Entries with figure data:
========

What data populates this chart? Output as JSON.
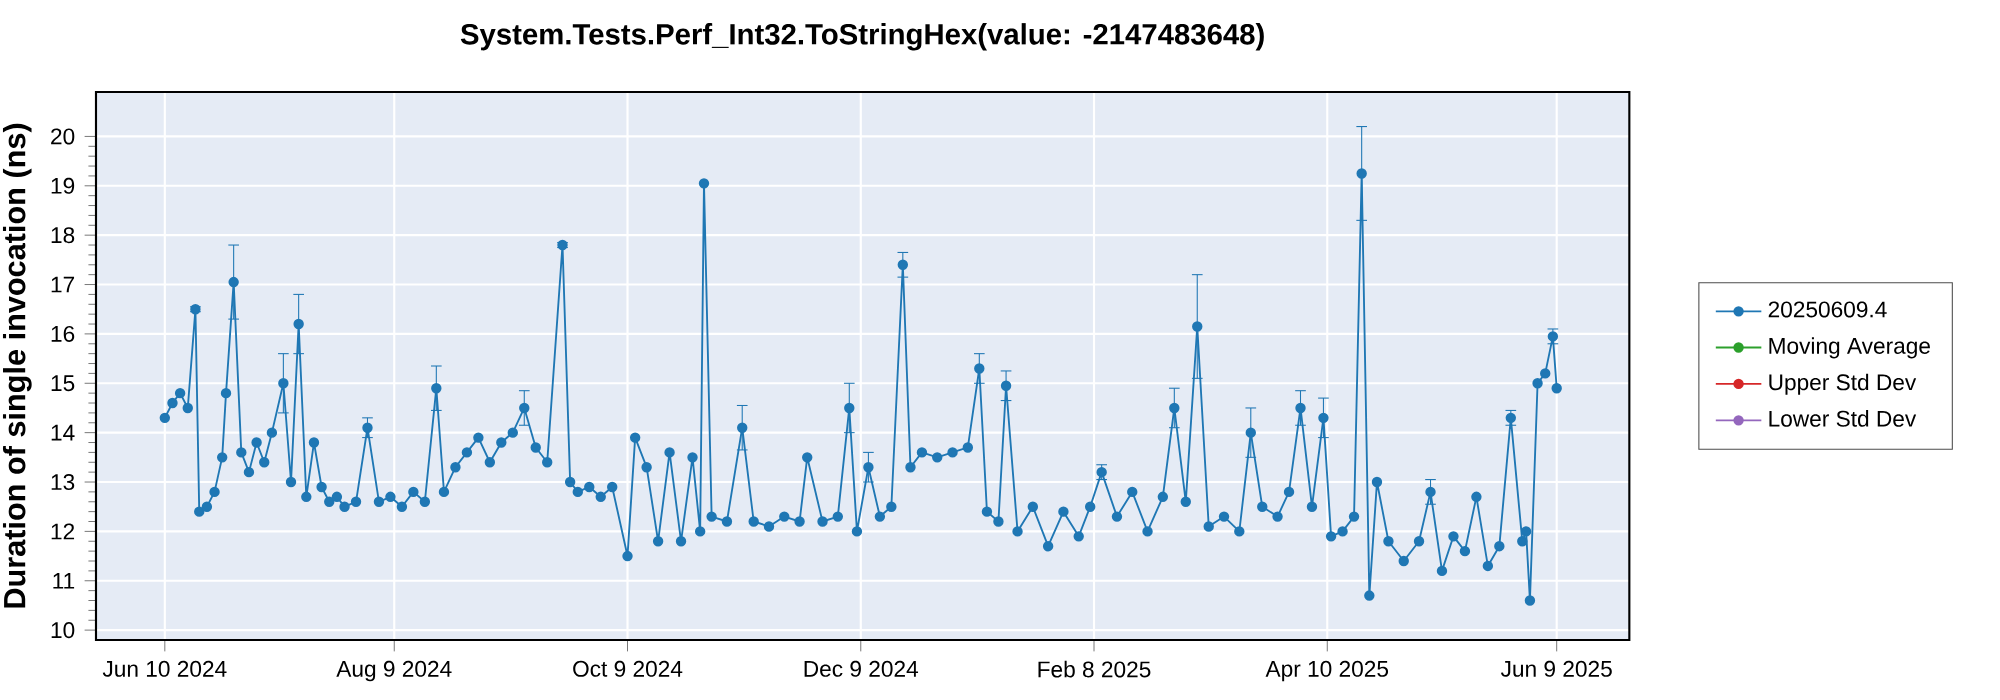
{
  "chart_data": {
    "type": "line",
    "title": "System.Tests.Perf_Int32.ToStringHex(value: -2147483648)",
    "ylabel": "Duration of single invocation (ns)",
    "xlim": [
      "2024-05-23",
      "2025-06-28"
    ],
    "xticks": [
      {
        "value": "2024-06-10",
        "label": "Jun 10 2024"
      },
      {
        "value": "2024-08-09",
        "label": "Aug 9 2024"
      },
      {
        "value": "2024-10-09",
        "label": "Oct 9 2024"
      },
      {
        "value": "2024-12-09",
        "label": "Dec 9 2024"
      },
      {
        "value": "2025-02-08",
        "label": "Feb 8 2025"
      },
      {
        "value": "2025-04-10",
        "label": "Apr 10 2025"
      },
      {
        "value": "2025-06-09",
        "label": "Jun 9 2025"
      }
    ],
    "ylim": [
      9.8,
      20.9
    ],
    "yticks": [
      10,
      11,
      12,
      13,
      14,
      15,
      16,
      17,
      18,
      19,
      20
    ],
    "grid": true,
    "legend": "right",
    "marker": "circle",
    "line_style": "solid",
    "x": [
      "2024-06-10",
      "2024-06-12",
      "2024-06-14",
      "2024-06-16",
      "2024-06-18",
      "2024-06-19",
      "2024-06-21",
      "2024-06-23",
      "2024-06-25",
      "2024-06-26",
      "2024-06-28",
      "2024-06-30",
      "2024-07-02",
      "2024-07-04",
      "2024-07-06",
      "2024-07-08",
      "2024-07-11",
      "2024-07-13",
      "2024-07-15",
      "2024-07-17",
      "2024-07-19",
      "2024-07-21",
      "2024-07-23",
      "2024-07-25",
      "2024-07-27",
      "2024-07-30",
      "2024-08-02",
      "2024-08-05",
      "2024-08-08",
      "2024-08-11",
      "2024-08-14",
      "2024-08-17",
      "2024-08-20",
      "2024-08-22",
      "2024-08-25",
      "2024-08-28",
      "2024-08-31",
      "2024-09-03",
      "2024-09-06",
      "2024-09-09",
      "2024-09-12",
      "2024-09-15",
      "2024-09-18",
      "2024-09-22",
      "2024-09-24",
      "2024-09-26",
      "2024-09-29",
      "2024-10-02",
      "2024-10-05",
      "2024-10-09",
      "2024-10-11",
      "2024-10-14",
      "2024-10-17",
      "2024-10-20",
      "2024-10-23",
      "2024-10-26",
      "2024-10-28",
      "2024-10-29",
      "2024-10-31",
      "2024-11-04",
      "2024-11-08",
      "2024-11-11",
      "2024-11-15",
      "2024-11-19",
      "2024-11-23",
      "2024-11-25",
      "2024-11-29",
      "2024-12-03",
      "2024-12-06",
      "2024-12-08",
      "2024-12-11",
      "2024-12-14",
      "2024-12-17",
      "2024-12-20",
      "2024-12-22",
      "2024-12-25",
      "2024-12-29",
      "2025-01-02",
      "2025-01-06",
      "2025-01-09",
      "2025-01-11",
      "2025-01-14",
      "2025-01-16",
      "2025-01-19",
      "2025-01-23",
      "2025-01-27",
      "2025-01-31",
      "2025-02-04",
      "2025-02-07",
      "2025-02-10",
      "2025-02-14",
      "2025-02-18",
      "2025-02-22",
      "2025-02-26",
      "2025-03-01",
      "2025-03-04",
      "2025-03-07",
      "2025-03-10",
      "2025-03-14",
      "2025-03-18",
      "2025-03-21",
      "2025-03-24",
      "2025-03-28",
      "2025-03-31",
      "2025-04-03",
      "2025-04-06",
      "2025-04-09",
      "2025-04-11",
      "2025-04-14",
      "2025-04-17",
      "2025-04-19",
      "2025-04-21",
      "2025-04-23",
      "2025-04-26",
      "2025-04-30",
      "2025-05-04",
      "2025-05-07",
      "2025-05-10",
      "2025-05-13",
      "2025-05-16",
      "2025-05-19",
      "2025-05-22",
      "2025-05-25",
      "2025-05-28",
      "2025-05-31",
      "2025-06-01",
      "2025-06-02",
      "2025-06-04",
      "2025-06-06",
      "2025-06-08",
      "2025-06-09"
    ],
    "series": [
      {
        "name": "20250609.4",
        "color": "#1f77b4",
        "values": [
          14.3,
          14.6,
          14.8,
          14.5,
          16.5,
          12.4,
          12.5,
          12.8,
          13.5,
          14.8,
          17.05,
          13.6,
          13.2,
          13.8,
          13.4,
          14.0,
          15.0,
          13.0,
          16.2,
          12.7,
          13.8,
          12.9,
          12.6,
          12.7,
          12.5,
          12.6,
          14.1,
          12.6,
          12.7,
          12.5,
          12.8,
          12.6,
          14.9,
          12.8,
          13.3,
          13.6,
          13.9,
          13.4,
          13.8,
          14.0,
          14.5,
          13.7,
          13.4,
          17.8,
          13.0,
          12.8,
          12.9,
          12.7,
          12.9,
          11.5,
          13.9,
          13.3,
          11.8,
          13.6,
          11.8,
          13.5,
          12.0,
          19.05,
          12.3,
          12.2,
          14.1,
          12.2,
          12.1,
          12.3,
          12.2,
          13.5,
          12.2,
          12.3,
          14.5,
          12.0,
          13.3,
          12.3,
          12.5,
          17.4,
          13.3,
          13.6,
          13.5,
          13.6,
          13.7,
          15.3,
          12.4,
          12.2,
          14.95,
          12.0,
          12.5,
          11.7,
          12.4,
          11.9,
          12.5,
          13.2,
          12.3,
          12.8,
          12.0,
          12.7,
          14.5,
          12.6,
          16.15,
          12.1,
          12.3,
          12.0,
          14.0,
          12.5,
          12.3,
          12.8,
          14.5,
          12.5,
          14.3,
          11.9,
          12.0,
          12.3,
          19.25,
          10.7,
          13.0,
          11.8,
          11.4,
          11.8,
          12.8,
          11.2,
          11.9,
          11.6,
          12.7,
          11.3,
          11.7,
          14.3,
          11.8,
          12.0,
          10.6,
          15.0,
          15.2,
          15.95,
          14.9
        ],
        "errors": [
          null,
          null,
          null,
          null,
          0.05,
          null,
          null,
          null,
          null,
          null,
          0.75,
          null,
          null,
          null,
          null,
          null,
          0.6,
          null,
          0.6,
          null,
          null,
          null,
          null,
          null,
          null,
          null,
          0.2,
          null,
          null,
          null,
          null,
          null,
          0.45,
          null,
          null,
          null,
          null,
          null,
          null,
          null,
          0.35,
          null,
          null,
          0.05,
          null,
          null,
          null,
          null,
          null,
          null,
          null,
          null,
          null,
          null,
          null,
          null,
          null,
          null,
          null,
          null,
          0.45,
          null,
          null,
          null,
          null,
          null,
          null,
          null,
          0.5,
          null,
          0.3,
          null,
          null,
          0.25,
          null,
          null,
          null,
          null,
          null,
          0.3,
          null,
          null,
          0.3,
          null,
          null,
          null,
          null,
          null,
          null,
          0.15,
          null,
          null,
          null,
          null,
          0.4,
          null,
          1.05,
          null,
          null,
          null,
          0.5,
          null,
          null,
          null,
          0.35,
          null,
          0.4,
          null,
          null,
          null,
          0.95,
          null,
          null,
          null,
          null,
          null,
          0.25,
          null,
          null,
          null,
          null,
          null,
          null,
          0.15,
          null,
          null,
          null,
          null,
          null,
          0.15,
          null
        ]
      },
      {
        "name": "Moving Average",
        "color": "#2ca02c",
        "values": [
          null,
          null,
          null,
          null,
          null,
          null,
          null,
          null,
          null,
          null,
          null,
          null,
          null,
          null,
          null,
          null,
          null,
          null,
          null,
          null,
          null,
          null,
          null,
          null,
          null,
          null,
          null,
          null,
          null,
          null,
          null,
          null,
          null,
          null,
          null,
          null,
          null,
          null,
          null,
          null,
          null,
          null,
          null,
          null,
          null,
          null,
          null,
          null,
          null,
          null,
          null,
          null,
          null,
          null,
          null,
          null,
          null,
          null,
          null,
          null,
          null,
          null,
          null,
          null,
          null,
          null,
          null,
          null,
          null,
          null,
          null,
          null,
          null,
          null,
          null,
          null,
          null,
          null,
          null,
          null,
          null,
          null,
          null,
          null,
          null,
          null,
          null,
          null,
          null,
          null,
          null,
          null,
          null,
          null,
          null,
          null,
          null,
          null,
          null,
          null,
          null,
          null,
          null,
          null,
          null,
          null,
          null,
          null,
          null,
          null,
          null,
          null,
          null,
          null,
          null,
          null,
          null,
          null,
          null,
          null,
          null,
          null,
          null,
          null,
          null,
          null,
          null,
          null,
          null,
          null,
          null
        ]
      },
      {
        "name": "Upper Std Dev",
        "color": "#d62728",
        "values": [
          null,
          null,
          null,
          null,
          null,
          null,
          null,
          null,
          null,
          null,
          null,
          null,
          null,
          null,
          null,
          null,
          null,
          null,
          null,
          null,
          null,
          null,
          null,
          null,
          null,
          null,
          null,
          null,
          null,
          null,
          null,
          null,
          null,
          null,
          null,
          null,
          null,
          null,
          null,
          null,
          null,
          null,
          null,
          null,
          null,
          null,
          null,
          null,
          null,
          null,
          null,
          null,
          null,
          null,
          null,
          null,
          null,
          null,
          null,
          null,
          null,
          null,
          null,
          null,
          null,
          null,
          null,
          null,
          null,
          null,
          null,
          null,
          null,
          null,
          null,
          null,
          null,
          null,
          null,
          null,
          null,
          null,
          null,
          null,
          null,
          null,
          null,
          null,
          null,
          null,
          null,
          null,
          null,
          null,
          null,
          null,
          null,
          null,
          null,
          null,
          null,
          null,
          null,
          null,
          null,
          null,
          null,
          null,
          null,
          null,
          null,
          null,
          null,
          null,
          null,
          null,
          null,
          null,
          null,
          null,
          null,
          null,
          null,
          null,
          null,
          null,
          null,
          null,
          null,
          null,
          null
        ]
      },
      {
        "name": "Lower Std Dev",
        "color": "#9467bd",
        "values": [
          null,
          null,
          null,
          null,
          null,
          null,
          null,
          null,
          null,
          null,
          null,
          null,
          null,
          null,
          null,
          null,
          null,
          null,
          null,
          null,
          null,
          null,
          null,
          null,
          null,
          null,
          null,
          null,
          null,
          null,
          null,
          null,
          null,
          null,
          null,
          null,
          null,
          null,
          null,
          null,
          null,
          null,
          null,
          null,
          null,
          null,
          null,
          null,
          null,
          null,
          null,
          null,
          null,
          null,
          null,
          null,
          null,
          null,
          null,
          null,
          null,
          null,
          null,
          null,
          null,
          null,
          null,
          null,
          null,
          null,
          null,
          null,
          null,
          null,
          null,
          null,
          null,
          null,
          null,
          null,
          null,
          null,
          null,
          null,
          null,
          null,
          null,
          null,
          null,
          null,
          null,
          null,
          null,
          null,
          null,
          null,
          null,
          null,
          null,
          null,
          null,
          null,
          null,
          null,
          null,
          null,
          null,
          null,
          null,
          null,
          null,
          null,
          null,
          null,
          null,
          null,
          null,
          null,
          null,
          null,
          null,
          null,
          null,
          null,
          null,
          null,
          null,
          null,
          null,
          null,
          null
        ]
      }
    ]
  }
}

========

--- EXERCISE OBJECTIVE ---
Out of the records, collect only those lines that contain the string "color".

--- FINISHED EXERCISE ---
        "color": "#1f77b4",
        "color": "#2ca02c",
        "color": "#d62728",
        "color": "#9467bd",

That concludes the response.